* **DIRECTIONS**
Check every line below for the word "dans" and show those that hold it.

^^^^^^^^

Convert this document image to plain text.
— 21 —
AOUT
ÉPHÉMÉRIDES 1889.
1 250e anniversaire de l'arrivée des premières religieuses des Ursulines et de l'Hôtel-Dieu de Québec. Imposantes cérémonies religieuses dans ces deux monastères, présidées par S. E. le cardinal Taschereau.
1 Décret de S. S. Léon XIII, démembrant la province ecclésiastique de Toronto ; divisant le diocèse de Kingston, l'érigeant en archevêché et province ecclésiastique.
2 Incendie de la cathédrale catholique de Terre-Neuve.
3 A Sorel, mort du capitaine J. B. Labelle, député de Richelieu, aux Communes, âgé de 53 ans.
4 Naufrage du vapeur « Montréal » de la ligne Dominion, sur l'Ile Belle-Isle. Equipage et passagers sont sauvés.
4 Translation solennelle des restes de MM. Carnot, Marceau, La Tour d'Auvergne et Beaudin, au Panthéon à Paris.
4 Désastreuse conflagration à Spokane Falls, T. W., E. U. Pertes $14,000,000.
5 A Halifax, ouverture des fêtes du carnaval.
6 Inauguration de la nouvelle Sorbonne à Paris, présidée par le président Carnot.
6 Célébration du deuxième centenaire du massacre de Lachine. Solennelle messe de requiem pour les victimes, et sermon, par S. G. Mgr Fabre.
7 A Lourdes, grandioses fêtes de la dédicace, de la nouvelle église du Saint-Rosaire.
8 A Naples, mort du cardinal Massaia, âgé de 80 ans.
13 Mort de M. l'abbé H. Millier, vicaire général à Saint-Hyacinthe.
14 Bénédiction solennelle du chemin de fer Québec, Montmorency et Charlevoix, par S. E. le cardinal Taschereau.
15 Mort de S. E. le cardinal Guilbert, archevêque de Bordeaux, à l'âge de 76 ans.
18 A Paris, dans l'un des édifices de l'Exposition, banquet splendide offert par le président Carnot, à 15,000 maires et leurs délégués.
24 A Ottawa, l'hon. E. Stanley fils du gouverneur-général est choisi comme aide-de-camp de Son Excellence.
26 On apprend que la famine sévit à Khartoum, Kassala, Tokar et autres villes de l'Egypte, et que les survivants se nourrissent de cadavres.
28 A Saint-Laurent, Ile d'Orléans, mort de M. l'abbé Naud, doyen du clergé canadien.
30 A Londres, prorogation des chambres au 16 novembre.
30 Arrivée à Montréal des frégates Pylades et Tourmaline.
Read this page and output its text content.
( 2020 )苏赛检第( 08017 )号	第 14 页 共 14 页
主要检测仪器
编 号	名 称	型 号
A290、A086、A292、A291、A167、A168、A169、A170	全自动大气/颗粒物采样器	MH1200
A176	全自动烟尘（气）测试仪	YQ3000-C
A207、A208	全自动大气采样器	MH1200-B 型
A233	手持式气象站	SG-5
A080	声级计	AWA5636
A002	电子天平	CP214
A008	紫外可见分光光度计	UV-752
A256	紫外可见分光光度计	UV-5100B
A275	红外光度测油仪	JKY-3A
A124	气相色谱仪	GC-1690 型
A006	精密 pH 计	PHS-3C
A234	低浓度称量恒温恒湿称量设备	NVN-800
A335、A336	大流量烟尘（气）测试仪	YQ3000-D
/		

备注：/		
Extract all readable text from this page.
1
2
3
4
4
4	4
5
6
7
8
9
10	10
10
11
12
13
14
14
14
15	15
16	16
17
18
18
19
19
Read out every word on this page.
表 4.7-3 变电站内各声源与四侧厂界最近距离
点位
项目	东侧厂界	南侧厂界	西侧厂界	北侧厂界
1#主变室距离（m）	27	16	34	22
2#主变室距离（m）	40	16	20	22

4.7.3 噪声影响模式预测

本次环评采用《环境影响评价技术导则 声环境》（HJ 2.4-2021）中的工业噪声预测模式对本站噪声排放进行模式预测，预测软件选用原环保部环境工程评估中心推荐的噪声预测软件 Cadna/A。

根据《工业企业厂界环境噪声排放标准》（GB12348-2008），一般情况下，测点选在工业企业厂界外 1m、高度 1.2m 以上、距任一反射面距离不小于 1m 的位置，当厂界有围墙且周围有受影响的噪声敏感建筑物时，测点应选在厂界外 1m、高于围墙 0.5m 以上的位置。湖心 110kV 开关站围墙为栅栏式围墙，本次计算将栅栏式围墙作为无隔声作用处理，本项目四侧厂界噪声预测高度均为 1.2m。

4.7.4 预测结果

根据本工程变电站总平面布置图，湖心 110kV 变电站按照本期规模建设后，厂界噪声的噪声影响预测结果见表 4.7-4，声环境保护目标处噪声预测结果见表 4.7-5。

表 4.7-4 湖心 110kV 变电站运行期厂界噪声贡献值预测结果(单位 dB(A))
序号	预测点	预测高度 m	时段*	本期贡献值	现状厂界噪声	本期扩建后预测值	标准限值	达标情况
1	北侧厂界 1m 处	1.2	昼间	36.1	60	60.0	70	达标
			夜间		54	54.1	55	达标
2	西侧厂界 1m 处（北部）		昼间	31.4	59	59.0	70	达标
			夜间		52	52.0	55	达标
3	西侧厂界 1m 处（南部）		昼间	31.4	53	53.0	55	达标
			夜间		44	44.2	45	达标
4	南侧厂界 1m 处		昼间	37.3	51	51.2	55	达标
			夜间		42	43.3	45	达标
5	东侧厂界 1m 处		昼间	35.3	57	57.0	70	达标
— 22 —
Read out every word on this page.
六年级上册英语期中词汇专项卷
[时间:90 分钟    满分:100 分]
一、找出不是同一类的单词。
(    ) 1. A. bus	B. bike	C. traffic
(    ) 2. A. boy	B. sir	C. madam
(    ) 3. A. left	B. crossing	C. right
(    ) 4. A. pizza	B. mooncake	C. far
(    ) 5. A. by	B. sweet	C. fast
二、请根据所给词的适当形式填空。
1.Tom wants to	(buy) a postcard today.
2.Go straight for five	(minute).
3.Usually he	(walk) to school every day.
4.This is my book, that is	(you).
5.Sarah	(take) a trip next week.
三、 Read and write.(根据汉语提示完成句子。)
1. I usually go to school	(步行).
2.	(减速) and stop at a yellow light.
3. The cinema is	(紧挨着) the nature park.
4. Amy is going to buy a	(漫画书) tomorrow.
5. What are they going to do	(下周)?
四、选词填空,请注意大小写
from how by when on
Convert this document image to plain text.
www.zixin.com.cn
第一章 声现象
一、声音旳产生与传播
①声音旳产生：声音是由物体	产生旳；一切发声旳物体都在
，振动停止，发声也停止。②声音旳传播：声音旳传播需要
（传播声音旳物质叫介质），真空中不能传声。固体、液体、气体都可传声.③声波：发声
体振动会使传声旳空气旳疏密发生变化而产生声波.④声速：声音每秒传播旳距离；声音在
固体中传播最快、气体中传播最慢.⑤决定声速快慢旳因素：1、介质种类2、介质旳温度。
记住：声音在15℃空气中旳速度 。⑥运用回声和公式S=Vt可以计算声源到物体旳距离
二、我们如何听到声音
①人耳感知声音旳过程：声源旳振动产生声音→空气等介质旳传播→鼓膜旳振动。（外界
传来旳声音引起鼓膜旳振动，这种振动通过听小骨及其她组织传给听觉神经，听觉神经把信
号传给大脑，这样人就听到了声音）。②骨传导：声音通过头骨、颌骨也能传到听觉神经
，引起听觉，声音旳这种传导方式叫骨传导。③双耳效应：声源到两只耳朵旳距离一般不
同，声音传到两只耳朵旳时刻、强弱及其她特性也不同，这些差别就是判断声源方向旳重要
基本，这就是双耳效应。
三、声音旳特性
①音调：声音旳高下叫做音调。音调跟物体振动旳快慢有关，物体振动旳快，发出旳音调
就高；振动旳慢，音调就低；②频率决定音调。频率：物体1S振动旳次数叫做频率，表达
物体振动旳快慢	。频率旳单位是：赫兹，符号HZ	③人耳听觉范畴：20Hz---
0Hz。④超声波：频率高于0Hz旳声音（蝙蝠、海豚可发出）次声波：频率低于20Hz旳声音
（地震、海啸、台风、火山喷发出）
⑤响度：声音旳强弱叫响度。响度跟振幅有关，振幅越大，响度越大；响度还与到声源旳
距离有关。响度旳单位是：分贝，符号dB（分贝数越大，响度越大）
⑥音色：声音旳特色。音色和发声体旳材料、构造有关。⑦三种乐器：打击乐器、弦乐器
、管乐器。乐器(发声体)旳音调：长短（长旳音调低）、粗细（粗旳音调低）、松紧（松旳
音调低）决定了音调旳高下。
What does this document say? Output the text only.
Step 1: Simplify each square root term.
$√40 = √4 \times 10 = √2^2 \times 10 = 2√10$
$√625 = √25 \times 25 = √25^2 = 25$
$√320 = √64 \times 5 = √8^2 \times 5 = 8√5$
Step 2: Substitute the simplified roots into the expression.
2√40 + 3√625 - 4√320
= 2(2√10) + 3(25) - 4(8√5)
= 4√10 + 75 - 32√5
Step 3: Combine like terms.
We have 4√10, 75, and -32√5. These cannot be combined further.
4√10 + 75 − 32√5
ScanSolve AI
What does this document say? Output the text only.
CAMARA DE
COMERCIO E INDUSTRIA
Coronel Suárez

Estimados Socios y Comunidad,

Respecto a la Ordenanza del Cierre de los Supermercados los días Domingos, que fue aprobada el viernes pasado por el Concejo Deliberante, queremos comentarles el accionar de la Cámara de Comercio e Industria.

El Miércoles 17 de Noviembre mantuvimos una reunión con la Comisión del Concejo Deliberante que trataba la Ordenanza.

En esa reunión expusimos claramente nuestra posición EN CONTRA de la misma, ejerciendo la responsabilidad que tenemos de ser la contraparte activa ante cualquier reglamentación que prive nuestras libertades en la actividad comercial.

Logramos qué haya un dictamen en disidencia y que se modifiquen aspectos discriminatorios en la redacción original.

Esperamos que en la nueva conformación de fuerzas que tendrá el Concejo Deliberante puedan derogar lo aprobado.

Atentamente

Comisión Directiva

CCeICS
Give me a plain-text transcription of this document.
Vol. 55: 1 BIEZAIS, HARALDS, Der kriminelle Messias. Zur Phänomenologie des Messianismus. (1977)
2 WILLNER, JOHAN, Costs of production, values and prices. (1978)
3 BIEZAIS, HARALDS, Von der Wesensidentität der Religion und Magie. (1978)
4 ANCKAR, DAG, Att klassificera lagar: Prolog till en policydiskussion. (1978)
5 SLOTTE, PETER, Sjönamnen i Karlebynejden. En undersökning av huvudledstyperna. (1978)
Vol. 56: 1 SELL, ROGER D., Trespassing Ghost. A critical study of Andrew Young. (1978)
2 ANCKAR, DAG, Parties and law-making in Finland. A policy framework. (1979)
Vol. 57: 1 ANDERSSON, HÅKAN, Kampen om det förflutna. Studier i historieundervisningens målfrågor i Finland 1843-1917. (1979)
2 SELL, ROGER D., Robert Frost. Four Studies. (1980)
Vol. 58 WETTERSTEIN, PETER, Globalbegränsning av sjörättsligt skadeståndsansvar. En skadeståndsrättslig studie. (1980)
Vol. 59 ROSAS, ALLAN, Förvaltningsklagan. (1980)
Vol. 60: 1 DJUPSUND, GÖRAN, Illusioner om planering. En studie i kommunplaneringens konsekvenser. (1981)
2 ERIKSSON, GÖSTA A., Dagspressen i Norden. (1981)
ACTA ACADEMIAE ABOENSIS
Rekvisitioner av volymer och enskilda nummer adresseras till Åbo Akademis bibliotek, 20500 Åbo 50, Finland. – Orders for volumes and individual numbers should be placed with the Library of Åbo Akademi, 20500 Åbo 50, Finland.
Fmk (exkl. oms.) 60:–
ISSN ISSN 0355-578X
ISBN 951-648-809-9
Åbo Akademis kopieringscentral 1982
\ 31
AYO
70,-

^^^^^^^^

* **RESPONSE TO THIS TASK**
1 250e anniversaire de l'arrivée des premières religieuses des Ursulines et de l'Hôtel-Dieu de Québec. Imposantes cérémonies religieuses dans ces deux monastères, présidées par S. E. le cardinal Taschereau.
18 A Paris, dans l'un des édifices de l'Exposition, banquet splendide offert par le président Carnot, à 15,000 maires et leurs délégués.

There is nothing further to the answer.